Dataset rows about figures
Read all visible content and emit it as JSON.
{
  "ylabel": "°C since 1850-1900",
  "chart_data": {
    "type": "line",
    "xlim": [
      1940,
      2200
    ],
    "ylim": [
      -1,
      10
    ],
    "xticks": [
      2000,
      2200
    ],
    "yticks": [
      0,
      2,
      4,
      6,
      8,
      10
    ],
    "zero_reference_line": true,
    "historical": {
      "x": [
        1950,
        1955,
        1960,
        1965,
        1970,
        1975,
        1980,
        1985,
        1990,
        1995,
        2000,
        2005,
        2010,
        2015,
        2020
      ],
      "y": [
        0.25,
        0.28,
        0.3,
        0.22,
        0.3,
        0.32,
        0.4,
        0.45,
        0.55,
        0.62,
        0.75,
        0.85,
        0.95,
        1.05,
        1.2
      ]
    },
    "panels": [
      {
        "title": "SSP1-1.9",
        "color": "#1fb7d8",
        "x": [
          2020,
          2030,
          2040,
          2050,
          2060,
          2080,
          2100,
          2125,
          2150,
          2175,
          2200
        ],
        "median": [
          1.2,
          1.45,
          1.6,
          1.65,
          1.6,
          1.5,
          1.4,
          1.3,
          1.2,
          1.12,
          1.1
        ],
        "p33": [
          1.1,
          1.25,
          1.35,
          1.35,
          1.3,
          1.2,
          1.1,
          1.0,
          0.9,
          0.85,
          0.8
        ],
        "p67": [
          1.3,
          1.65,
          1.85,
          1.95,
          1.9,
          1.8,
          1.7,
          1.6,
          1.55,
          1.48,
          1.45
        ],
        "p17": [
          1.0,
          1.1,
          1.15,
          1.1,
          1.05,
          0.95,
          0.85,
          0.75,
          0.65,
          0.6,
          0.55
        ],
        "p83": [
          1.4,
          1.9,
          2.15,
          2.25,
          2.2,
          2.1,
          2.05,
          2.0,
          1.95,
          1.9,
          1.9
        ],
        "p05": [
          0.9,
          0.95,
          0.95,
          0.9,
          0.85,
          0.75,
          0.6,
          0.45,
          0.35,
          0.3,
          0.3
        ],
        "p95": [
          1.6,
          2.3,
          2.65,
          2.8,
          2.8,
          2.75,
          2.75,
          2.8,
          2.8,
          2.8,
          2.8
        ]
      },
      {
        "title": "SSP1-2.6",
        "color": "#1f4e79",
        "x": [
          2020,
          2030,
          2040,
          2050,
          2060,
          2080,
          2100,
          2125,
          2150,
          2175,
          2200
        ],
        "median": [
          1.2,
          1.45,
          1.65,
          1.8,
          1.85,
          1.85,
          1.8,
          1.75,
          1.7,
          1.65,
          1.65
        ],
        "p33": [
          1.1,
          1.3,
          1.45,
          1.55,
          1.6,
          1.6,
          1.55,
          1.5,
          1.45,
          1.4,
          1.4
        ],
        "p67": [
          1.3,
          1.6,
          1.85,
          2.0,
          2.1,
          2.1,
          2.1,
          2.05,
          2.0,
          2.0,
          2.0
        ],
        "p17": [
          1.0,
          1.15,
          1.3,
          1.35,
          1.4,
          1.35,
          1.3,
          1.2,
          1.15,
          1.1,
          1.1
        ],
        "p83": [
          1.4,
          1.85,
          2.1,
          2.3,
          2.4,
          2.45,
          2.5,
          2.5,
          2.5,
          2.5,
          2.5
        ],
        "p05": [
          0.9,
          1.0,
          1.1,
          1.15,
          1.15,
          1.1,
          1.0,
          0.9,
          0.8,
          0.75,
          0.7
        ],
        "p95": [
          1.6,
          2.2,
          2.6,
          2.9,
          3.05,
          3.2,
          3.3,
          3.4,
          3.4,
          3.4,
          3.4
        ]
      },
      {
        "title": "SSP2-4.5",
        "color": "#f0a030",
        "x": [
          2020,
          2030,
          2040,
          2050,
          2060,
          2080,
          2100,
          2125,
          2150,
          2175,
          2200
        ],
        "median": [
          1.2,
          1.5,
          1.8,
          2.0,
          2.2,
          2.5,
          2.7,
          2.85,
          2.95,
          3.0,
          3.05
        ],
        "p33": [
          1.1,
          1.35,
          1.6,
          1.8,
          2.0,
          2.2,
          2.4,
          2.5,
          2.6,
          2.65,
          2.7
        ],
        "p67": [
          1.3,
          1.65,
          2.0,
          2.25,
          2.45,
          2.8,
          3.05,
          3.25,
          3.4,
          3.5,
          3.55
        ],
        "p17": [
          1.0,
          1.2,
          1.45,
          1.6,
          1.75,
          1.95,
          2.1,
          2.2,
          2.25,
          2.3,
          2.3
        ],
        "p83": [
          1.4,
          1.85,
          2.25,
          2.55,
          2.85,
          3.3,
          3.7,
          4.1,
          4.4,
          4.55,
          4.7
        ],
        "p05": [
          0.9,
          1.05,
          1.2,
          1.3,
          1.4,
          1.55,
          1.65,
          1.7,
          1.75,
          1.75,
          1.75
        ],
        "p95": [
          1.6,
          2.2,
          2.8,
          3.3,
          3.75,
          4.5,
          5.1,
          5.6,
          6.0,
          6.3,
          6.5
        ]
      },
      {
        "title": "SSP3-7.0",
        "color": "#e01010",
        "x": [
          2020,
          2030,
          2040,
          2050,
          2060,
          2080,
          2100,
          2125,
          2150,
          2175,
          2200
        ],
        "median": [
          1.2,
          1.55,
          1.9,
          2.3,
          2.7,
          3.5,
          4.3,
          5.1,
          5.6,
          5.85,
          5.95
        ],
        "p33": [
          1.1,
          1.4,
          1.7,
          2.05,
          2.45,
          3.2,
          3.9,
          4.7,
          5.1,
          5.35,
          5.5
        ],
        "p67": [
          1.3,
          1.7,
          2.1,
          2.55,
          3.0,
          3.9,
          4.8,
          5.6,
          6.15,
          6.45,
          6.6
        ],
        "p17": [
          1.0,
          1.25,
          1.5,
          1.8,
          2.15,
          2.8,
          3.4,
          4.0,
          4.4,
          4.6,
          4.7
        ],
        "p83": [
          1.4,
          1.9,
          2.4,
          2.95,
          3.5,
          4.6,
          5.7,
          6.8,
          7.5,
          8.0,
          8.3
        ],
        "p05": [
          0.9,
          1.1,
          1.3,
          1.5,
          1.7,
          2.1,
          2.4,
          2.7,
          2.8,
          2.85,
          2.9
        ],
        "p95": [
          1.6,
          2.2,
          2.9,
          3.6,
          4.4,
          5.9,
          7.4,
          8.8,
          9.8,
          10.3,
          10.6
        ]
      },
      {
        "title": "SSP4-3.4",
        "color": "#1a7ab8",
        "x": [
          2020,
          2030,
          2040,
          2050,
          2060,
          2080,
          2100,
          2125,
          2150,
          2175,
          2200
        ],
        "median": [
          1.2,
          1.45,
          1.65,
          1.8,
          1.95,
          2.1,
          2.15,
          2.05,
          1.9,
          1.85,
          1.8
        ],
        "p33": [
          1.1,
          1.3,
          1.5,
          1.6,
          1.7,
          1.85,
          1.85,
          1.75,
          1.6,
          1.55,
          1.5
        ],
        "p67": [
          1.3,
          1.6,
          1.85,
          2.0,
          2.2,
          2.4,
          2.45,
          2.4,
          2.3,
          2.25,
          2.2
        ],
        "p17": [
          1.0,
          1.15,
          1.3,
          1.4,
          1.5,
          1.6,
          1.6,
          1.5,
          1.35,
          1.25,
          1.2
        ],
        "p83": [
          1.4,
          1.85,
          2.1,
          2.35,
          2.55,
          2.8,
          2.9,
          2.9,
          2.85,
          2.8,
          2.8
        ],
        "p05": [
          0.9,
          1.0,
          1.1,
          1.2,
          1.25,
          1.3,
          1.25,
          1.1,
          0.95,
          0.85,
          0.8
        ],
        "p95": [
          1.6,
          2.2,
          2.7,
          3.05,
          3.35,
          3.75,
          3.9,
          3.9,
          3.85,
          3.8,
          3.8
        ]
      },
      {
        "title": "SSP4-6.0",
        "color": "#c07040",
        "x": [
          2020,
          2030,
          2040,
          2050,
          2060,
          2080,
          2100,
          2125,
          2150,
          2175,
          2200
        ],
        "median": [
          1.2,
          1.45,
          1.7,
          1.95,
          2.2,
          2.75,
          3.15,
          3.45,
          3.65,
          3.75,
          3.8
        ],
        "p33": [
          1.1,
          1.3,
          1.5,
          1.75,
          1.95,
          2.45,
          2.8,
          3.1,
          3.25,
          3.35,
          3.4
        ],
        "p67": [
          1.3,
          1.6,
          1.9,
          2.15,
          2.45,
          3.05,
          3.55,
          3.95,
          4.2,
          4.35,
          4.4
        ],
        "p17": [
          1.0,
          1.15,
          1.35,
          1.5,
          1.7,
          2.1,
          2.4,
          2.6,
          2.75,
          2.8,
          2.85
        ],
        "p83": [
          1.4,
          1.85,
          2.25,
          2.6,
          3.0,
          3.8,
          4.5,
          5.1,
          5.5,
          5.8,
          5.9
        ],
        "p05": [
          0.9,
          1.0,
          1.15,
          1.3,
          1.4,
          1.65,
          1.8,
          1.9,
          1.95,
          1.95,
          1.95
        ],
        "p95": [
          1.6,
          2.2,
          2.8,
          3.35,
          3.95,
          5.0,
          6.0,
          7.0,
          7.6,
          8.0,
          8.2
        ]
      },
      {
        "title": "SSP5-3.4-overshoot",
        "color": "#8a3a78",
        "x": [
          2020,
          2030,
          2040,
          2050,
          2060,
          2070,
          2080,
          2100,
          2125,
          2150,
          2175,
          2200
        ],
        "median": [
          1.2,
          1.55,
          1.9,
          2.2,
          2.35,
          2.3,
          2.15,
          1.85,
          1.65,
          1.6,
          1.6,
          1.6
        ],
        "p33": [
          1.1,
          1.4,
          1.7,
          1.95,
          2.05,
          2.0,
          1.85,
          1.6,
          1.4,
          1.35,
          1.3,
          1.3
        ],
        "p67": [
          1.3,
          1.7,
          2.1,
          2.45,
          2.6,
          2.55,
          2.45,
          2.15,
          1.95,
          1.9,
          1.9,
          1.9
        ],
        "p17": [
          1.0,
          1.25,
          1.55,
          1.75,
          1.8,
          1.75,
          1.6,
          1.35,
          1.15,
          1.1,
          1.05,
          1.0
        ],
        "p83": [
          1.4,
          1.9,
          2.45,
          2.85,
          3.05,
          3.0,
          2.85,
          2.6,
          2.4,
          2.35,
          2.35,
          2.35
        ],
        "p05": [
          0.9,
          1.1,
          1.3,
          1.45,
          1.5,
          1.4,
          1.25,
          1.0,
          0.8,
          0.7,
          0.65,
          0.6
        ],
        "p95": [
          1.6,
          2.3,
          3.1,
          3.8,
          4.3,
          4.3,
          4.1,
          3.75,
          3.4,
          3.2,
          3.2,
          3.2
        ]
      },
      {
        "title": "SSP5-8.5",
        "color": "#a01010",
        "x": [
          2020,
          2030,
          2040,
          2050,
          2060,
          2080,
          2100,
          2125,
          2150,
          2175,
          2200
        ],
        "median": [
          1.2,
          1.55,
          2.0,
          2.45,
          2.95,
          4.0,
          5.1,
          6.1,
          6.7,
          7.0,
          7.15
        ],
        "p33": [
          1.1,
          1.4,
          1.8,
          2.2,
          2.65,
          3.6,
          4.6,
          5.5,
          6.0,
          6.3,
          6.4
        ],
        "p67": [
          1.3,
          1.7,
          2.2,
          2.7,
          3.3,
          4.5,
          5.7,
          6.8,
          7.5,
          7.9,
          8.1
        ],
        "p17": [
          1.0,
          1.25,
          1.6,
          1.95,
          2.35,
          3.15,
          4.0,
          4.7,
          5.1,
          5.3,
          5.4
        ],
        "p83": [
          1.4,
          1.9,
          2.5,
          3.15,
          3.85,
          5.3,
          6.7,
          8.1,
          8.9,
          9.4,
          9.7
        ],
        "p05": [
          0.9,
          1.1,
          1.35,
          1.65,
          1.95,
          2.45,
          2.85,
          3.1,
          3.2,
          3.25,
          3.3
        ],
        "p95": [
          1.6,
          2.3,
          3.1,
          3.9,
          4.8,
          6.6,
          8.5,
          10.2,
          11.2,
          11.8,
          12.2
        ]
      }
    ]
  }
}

* **Challenge**
Scan the material above. Copy each line where "color" occurs.

* **Solved exercise**
        "color": "#1fb7d8",
        "color": "#1f4e79",
        "color": "#f0a030",
        "color": "#e01010",
        "color": "#1a7ab8",
        "color": "#c07040",
        "color": "#8a3a78",
        "color": "#a01010",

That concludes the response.